▶ _Material for this task_:

═══

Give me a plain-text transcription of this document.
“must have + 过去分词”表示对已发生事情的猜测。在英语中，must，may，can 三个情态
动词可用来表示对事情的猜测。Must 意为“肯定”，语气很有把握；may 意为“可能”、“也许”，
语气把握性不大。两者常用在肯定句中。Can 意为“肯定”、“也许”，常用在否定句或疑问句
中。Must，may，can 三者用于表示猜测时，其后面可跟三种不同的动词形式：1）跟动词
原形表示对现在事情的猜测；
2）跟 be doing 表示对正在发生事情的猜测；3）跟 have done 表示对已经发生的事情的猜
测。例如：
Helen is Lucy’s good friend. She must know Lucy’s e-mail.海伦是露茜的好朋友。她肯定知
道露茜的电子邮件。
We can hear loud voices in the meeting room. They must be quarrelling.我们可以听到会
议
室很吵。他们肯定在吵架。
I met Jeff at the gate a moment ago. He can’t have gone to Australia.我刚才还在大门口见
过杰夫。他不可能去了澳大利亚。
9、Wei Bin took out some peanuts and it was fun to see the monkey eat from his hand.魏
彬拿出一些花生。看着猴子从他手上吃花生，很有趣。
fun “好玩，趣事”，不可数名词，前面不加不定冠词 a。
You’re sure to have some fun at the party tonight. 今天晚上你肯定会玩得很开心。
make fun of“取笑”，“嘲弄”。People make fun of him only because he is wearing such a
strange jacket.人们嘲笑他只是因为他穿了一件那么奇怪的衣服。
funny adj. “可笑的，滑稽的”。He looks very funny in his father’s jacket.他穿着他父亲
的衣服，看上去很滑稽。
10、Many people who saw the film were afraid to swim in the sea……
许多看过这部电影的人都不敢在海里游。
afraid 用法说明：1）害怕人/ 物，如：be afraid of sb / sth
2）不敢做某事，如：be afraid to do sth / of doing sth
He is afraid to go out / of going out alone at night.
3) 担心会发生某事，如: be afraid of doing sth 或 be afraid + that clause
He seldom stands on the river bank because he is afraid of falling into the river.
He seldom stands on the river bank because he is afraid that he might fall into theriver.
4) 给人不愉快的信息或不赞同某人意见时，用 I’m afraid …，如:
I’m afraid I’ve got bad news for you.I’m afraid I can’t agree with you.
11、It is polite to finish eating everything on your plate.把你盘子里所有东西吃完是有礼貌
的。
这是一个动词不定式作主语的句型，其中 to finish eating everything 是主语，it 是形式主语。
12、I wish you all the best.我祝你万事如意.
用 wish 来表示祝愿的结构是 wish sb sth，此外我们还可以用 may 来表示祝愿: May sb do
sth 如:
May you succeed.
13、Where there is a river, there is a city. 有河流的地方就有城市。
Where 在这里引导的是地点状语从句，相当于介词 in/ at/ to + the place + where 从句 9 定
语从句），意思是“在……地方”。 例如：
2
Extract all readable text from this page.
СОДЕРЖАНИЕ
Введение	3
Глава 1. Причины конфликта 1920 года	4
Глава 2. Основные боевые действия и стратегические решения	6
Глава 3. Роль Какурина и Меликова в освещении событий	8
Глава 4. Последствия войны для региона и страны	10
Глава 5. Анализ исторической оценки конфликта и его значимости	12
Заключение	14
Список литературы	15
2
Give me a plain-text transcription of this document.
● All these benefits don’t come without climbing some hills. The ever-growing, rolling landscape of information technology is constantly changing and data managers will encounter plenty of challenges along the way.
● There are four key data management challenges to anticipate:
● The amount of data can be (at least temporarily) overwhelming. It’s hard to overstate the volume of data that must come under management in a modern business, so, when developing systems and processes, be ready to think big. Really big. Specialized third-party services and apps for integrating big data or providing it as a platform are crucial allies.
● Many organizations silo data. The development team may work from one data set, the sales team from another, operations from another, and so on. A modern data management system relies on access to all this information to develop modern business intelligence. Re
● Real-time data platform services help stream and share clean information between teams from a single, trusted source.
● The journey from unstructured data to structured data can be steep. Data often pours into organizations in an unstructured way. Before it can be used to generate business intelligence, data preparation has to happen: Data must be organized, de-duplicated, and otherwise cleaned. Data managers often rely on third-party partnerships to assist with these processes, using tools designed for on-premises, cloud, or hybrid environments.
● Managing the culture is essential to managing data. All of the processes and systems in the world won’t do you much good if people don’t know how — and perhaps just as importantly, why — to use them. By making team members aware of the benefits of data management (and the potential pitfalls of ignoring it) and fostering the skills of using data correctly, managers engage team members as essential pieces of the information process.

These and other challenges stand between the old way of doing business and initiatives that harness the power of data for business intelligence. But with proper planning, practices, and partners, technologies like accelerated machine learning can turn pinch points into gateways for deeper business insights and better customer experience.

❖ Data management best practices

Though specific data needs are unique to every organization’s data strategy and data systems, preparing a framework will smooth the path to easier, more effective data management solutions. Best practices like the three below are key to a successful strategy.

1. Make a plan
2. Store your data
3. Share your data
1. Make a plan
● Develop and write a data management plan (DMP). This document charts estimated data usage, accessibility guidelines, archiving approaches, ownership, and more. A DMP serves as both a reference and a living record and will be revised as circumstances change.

═══

Copy and report every line where the word "stands" is present.

▶ _The answer_:
He seldom stands on the river bank because he is afraid of falling into the river.
He seldom stands on the river bank because he is afraid that he might fall into theriver.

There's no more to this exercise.